• _YOUR TASK_:
Every entry that follows should be reproduced exactly.

• _THE INPUT_:

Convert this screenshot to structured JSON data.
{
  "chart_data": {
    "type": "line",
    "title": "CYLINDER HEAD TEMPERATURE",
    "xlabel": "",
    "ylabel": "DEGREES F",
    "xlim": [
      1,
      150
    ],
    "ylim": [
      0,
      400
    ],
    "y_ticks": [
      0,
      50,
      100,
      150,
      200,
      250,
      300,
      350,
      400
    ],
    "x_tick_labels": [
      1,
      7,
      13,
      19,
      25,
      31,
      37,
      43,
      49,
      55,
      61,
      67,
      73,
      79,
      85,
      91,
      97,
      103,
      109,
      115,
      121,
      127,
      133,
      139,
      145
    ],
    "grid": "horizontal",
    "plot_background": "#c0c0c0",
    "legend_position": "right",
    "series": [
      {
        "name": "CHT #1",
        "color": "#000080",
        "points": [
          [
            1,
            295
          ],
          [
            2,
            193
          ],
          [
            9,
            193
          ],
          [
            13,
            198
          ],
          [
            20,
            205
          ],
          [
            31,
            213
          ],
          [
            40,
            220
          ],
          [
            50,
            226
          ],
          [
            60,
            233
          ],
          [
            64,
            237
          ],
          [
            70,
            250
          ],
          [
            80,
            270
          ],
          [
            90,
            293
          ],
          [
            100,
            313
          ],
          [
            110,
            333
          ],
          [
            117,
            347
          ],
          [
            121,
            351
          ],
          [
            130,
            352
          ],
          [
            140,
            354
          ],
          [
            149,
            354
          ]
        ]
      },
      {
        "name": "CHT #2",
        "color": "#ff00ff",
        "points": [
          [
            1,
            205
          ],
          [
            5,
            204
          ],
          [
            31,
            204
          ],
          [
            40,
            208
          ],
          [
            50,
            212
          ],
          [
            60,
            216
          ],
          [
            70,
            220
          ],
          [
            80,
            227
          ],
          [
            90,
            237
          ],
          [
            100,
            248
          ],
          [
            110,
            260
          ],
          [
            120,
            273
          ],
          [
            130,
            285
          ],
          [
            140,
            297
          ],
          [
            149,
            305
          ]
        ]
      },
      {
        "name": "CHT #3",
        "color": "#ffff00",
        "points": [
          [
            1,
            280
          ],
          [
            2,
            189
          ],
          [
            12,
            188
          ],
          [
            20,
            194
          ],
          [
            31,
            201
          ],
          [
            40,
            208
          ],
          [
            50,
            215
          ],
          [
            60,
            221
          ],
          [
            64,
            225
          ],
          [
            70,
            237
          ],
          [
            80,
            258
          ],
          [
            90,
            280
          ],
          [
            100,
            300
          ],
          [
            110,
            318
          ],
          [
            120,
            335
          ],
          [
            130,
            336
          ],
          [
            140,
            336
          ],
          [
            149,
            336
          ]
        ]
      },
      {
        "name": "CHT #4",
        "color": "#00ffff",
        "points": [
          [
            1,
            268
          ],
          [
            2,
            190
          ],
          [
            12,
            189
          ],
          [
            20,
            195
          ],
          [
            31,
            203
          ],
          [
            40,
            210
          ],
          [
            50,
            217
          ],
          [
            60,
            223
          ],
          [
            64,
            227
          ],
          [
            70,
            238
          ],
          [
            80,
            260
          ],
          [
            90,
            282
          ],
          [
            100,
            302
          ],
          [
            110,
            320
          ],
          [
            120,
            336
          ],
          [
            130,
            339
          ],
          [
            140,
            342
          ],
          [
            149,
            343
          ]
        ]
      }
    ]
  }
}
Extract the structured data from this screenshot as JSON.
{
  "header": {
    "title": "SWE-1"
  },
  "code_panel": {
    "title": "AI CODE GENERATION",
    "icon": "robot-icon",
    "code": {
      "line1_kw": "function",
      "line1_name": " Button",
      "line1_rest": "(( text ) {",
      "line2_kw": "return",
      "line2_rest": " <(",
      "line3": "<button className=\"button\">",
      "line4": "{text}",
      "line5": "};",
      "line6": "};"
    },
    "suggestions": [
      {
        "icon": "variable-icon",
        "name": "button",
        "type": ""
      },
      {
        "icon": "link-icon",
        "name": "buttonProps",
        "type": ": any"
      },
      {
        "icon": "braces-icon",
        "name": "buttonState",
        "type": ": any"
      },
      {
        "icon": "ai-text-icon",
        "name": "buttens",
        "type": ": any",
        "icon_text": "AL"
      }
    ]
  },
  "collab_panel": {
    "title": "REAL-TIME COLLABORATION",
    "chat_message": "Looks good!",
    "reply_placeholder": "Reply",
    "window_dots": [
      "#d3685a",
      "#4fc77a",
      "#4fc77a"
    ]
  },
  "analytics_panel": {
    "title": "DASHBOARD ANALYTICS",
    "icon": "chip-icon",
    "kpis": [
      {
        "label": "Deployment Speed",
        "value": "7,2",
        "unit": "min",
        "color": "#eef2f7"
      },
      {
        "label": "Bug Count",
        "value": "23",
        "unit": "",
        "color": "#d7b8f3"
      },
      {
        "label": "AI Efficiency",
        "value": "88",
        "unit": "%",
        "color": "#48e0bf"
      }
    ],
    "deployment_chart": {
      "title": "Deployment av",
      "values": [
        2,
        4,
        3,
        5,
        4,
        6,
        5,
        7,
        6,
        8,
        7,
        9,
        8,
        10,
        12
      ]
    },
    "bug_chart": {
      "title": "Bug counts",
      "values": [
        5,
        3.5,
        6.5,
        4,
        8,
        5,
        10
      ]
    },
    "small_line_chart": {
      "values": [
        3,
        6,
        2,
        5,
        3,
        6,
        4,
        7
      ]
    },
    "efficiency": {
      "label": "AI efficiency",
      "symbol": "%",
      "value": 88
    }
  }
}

• _RESULT_:
Convert this screenshot to structured JSON data.
{
  "chart_data": {
    "type": "line",
    "title": "CYLINDER HEAD TEMPERATURE",
    "xlabel": "",
    "ylabel": "DEGREES F",
    "xlim": [
      1,
      150
    ],
    "ylim": [
      0,
      400
    ],
    "y_ticks": [
      0,
      50,
      100,
      150,
      200,
      250,
      300,
      350,
      400
    ],
    "x_tick_labels": [
      1,
      7,
      13,
      19,
      25,
      31,
      37,
      43,
      49,
      55,
      61,
      67,
      73,
      79,
      85,
      91,
      97,
      103,
      109,
      115,
      121,
      127,
      133,
      139,
      145
    ],
    "grid": "horizontal",
    "plot_background": "#c0c0c0",
    "legend_position": "right",
    "series": [
      {
        "name": "CHT #1",
        "color": "#000080",
        "points": [
          [
            1,
            295
          ],
          [
            2,
            193
          ],
          [
            9,
            193
          ],
          [
            13,
            198
          ],
          [
            20,
            205
          ],
          [
            31,
            213
          ],
          [
            40,
            220
          ],
          [
            50,
            226
          ],
          [
            60,
            233
          ],
          [
            64,
            237
          ],
          [
            70,
            250
          ],
          [
            80,
            270
          ],
          [
            90,
            293
          ],
          [
            100,
            313
          ],
          [
            110,
            333
          ],
          [
            117,
            347
          ],
          [
            121,
            351
          ],
          [
            130,
            352
          ],
          [
            140,
            354
          ],
          [
            149,
            354
          ]
        ]
      },
      {
        "name": "CHT #2",
        "color": "#ff00ff",
        "points": [
          [
            1,
            205
          ],
          [
            5,
            204
          ],
          [
            31,
            204
          ],
          [
            40,
            208
          ],
          [
            50,
            212
          ],
          [
            60,
            216
          ],
          [
            70,
            220
          ],
          [
            80,
            227
          ],
          [
            90,
            237
          ],
          [
            100,
            248
          ],
          [
            110,
            260
          ],
          [
            120,
            273
          ],
          [
            130,
            285
          ],
          [
            140,
            297
          ],
          [
            149,
            305
          ]
        ]
      },
      {
        "name": "CHT #3",
        "color": "#ffff00",
        "points": [
          [
            1,
            280
          ],
          [
            2,
            189
          ],
          [
            12,
            188
          ],
          [
            20,
            194
          ],
          [
            31,
            201
          ],
          [
            40,
            208
          ],
          [
            50,
            215
          ],
          [
            60,
            221
          ],
          [
            64,
            225
          ],
          [
            70,
            237
          ],
          [
            80,
            258
          ],
          [
            90,
            280
          ],
          [
            100,
            300
          ],
          [
            110,
            318
          ],
          [
            120,
            335
          ],
          [
            130,
            336
          ],
          [
            140,
            336
          ],
          [
            149,
            336
          ]
        ]
      },
      {
        "name": "CHT #4",
        "color": "#00ffff",
        "points": [
          [
            1,
            268
          ],
          [
            2,
            190
          ],
          [
            12,
            189
          ],
          [
            20,
            195
          ],
          [
            31,
            203
          ],
          [
            40,
            210
          ],
          [
            50,
            217
          ],
          [
            60,
            223
          ],
          [
            64,
            227
          ],
          [
            70,
            238
          ],
          [
            80,
            260
          ],
          [
            90,
            282
          ],
          [
            100,
            302
          ],
          [
            110,
            320
          ],
          [
            120,
            336
          ],
          [
            130,
            339
          ],
          [
            140,
            342
          ],
          [
            149,
            343
          ]
        ]
      }
    ]
  }
}
Extract the structured data from this screenshot as JSON.
{
  "header": {
    "title": "SWE-1"
  },
  "code_panel": {
    "title": "AI CODE GENERATION",
    "icon": "robot-icon",
    "code": {
      "line1_kw": "function",
      "line1_name": " Button",
      "line1_rest": "(( text ) {",
      "line2_kw": "return",
      "line2_rest": " <(",
      "line3": "<button className=\"button\">",
      "line4": "{text}",
      "line5": "};",
      "line6": "};"
    },
    "suggestions": [
      {
        "icon": "variable-icon",
        "name": "button",
        "type": ""
      },
      {
        "icon": "link-icon",
        "name": "buttonProps",
        "type": ": any"
      },
      {
        "icon": "braces-icon",
        "name": "buttonState",
        "type": ": any"
      },
      {
        "icon": "ai-text-icon",
        "name": "buttens",
        "type": ": any",
        "icon_text": "AL"
      }
    ]
  },
  "collab_panel": {
    "title": "REAL-TIME COLLABORATION",
    "chat_message": "Looks good!",
    "reply_placeholder": "Reply",
    "window_dots": [
      "#d3685a",
      "#4fc77a",
      "#4fc77a"
    ]
  },
  "analytics_panel": {
    "title": "DASHBOARD ANALYTICS",
    "icon": "chip-icon",
    "kpis": [
      {
        "label": "Deployment Speed",
        "value": "7,2",
        "unit": "min",
        "color": "#eef2f7"
      },
      {
        "label": "Bug Count",
        "value": "23",
        "unit": "",
        "color": "#d7b8f3"
      },
      {
        "label": "AI Efficiency",
        "value": "88",
        "unit": "%",
        "color": "#48e0bf"
      }
    ],
    "deployment_chart": {
      "title": "Deployment av",
      "values": [
        2,
        4,
        3,
        5,
        4,
        6,
        5,
        7,
        6,
        8,
        7,
        9,
        8,
        10,
        12
      ]
    },
    "bug_chart": {
      "title": "Bug counts",
      "values": [
        5,
        3.5,
        6.5,
        4,
        8,
        5,
        10
      ]
    },
    "small_line_chart": {
      "values": [
        3,
        6,
        2,
        5,
        3,
        6,
        4,
        7
      ]
    },
    "efficiency": {
      "label": "AI efficiency",
      "symbol": "%",
      "value": 88
    }
  }
}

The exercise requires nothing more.